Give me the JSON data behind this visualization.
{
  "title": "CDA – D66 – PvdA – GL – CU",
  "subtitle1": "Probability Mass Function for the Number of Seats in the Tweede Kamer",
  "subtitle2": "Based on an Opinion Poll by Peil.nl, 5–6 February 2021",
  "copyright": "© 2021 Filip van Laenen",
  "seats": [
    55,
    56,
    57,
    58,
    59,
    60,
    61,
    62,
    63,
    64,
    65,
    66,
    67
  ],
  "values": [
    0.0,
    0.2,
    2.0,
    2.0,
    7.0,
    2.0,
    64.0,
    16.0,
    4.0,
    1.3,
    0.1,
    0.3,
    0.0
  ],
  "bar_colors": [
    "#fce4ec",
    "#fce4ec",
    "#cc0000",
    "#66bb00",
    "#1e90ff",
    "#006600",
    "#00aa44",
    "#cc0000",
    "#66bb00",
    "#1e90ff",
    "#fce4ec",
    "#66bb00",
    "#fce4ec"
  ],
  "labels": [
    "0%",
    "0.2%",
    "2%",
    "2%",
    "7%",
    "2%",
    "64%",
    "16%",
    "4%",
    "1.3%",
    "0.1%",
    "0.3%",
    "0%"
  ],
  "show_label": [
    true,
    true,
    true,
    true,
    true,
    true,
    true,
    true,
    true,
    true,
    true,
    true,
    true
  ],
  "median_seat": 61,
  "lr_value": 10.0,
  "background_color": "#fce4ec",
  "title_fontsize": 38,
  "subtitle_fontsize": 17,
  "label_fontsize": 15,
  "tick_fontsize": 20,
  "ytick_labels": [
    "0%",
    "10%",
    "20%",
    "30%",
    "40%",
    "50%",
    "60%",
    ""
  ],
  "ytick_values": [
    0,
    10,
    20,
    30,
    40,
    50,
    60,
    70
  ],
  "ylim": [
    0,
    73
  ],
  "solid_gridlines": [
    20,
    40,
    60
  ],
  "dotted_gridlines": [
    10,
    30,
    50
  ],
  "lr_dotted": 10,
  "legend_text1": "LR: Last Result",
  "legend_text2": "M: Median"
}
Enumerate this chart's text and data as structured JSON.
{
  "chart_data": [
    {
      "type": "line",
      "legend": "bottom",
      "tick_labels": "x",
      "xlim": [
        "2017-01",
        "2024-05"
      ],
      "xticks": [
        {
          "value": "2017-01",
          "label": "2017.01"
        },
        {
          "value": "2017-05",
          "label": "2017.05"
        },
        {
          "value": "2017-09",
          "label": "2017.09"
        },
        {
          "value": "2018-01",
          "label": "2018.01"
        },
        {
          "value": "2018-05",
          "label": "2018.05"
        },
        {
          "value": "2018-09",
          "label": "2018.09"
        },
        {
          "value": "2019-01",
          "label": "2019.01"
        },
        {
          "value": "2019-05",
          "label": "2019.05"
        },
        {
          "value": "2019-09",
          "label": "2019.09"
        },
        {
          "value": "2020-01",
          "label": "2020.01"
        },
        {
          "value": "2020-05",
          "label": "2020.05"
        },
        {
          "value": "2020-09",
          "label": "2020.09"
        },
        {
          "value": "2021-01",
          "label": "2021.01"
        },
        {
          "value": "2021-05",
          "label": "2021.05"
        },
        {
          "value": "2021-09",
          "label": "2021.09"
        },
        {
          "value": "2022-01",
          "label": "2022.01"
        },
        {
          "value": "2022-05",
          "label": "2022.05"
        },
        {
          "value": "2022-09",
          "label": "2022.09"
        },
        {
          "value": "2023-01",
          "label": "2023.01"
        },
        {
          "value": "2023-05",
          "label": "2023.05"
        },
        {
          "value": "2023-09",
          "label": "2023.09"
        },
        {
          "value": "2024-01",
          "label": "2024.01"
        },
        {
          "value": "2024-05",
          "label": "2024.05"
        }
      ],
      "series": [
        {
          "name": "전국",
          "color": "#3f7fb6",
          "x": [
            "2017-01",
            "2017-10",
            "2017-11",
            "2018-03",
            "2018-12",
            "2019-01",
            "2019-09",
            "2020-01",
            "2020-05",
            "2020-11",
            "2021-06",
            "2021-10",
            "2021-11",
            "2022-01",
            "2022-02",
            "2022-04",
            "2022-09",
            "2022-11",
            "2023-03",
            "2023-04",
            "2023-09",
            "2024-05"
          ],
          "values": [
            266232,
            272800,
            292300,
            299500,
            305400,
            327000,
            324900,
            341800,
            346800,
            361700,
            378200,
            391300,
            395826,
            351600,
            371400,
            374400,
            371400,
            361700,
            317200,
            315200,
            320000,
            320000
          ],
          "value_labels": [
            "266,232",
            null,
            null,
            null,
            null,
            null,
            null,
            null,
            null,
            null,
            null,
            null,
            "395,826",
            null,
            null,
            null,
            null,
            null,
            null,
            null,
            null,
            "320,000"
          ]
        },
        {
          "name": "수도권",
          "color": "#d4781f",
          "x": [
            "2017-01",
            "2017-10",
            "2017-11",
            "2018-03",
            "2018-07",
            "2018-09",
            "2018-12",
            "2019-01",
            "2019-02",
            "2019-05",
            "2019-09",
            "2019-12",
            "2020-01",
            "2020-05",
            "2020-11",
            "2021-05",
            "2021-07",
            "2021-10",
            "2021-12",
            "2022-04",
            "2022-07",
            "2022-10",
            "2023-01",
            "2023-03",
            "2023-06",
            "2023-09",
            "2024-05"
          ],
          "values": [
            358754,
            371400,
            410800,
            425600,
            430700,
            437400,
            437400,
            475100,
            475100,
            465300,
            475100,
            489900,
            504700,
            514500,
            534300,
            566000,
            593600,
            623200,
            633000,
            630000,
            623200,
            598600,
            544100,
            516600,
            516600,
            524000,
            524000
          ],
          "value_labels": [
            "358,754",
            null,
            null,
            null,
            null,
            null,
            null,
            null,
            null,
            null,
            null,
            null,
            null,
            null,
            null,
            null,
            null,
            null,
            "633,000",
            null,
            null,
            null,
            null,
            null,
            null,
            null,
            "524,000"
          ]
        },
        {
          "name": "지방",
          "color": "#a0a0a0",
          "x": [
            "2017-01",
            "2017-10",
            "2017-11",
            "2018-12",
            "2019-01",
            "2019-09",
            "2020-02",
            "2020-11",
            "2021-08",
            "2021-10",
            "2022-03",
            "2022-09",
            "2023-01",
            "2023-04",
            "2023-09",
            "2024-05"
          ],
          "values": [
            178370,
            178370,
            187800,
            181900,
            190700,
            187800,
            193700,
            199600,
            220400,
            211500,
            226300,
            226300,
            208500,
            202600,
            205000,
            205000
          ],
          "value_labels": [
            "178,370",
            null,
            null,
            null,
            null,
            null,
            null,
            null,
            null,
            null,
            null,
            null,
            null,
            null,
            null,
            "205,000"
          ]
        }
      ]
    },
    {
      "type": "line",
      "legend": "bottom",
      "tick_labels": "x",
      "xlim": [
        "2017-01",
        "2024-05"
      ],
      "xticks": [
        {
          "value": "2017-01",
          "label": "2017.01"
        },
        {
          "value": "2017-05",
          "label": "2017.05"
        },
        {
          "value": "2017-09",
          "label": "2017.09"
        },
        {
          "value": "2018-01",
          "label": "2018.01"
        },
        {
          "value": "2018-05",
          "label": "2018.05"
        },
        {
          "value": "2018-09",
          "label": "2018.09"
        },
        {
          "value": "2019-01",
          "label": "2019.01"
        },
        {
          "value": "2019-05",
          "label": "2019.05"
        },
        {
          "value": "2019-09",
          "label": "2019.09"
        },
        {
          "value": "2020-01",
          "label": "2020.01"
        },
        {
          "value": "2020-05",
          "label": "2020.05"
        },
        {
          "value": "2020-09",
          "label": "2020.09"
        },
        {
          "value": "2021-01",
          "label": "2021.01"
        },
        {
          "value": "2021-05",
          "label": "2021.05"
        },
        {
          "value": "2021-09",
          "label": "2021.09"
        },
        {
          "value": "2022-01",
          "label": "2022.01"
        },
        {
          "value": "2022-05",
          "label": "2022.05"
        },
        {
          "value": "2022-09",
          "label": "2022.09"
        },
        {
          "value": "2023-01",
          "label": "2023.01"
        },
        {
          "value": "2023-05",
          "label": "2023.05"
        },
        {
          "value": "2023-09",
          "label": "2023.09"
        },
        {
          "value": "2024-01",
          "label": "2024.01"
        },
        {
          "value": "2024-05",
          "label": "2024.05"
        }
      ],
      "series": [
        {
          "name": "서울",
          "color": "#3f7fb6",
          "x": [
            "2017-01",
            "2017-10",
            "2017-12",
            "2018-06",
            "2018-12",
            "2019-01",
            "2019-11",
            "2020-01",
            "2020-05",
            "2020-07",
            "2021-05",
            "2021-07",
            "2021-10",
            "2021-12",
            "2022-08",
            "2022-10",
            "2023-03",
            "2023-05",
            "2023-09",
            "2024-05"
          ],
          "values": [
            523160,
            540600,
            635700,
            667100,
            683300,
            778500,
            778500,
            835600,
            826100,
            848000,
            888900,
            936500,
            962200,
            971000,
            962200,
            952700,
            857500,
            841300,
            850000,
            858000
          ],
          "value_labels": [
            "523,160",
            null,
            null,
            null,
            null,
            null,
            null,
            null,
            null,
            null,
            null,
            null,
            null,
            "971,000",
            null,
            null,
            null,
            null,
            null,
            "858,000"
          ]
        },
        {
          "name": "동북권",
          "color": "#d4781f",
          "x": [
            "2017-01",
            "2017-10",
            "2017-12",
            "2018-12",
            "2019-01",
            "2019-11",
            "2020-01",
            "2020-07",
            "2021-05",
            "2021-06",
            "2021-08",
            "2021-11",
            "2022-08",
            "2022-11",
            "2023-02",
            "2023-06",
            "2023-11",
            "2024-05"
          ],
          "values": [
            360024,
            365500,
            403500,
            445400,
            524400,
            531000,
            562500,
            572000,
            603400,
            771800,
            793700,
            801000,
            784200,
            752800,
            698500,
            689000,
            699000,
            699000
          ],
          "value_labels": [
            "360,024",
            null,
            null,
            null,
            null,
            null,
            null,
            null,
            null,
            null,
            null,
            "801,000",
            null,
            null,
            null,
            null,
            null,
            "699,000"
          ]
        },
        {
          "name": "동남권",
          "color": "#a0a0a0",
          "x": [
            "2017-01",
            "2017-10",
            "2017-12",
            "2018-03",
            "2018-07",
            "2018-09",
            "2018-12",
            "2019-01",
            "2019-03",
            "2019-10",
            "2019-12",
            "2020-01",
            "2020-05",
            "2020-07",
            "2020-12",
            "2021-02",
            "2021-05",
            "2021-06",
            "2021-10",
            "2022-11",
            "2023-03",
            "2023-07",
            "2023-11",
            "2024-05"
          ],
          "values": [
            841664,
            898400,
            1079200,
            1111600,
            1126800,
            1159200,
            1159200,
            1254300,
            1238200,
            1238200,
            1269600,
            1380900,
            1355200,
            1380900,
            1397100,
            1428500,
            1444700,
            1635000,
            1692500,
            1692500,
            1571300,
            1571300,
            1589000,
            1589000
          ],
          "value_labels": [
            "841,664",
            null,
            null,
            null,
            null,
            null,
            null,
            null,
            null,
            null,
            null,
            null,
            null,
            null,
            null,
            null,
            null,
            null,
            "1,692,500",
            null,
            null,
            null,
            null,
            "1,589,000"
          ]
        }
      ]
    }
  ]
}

Exercise prompt
Make a copy of each line that contains the string "this".

Written reply
Give me the JSON data behind this visualization.
Enumerate this chart's text and data as structured JSON.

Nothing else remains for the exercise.